WHAT IS EXPECTED
Copy out the complete listing, word for word.

RECORDS FOR PROCESSING
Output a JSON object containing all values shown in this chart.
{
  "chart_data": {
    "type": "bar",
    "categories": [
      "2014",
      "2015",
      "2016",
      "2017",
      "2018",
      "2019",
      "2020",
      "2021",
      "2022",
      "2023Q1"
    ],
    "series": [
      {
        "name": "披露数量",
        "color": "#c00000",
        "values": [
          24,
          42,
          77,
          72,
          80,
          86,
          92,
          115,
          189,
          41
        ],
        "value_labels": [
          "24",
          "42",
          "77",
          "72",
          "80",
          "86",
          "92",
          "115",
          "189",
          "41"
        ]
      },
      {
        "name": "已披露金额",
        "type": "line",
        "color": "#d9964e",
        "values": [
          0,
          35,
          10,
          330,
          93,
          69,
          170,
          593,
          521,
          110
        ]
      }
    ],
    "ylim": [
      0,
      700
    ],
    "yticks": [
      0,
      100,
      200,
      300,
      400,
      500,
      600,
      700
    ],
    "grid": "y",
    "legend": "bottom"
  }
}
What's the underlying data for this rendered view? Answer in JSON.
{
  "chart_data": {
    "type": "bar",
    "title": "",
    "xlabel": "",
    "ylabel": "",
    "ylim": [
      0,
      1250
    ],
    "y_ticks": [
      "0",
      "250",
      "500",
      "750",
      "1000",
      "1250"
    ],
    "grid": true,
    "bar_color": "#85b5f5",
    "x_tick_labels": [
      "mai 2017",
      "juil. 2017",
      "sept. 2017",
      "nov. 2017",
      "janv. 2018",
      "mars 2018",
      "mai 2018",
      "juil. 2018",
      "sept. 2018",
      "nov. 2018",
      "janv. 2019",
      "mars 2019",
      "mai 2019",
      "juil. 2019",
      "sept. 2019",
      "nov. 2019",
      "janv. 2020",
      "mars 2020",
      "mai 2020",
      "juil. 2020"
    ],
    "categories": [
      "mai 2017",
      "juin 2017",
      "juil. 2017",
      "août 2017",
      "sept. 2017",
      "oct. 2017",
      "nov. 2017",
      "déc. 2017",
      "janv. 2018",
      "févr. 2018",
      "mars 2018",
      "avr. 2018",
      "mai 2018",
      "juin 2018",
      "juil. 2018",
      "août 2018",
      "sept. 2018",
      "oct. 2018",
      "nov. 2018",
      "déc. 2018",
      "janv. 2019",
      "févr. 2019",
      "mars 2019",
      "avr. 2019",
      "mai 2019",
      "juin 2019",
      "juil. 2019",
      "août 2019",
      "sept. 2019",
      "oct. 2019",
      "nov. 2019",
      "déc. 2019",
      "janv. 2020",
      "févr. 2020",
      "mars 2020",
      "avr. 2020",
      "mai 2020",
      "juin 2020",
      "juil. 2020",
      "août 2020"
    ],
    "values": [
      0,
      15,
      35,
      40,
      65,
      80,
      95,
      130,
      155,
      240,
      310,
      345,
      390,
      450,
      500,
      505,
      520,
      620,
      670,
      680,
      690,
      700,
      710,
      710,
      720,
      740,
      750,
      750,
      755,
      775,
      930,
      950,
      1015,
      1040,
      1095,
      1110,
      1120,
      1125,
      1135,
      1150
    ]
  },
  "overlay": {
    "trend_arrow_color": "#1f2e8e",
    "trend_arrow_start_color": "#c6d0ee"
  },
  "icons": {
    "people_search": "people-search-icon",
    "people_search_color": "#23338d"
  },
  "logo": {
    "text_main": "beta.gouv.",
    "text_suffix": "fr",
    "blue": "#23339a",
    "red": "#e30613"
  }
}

CORRECT ANSWER
Output a JSON object containing all values shown in this chart.
{
  "chart_data": {
    "type": "bar",
    "categories": [
      "2014",
      "2015",
      "2016",
      "2017",
      "2018",
      "2019",
      "2020",
      "2021",
      "2022",
      "2023Q1"
    ],
    "series": [
      {
        "name": "披露数量",
        "color": "#c00000",
        "values": [
          24,
          42,
          77,
          72,
          80,
          86,
          92,
          115,
          189,
          41
        ],
        "value_labels": [
          "24",
          "42",
          "77",
          "72",
          "80",
          "86",
          "92",
          "115",
          "189",
          "41"
        ]
      },
      {
        "name": "已披露金额",
        "type": "line",
        "color": "#d9964e",
        "values": [
          0,
          35,
          10,
          330,
          93,
          69,
          170,
          593,
          521,
          110
        ]
      }
    ],
    "ylim": [
      0,
      700
    ],
    "yticks": [
      0,
      100,
      200,
      300,
      400,
      500,
      600,
      700
    ],
    "grid": "y",
    "legend": "bottom"
  }
}
What's the underlying data for this rendered view? Answer in JSON.
{
  "chart_data": {
    "type": "bar",
    "title": "",
    "xlabel": "",
    "ylabel": "",
    "ylim": [
      0,
      1250
    ],
    "y_ticks": [
      "0",
      "250",
      "500",
      "750",
      "1000",
      "1250"
    ],
    "grid": true,
    "bar_color": "#85b5f5",
    "x_tick_labels": [
      "mai 2017",
      "juil. 2017",
      "sept. 2017",
      "nov. 2017",
      "janv. 2018",
      "mars 2018",
      "mai 2018",
      "juil. 2018",
      "sept. 2018",
      "nov. 2018",
      "janv. 2019",
      "mars 2019",
      "mai 2019",
      "juil. 2019",
      "sept. 2019",
      "nov. 2019",
      "janv. 2020",
      "mars 2020",
      "mai 2020",
      "juil. 2020"
    ],
    "categories": [
      "mai 2017",
      "juin 2017",
      "juil. 2017",
      "août 2017",
      "sept. 2017",
      "oct. 2017",
      "nov. 2017",
      "déc. 2017",
      "janv. 2018",
      "févr. 2018",
      "mars 2018",
      "avr. 2018",
      "mai 2018",
      "juin 2018",
      "juil. 2018",
      "août 2018",
      "sept. 2018",
      "oct. 2018",
      "nov. 2018",
      "déc. 2018",
      "janv. 2019",
      "févr. 2019",
      "mars 2019",
      "avr. 2019",
      "mai 2019",
      "juin 2019",
      "juil. 2019",
      "août 2019",
      "sept. 2019",
      "oct. 2019",
      "nov. 2019",
      "déc. 2019",
      "janv. 2020",
      "févr. 2020",
      "mars 2020",
      "avr. 2020",
      "mai 2020",
      "juin 2020",
      "juil. 2020",
      "août 2020"
    ],
    "values": [
      0,
      15,
      35,
      40,
      65,
      80,
      95,
      130,
      155,
      240,
      310,
      345,
      390,
      450,
      500,
      505,
      520,
      620,
      670,
      680,
      690,
      700,
      710,
      710,
      720,
      740,
      750,
      750,
      755,
      775,
      930,
      950,
      1015,
      1040,
      1095,
      1110,
      1120,
      1125,
      1135,
      1150
    ]
  },
  "overlay": {
    "trend_arrow_color": "#1f2e8e",
    "trend_arrow_start_color": "#c6d0ee"
  },
  "icons": {
    "people_search": "people-search-icon",
    "people_search_color": "#23338d"
  },
  "logo": {
    "text_main": "beta.gouv.",
    "text_suffix": "fr",
    "blue": "#23339a",
    "red": "#e30613"
  }
}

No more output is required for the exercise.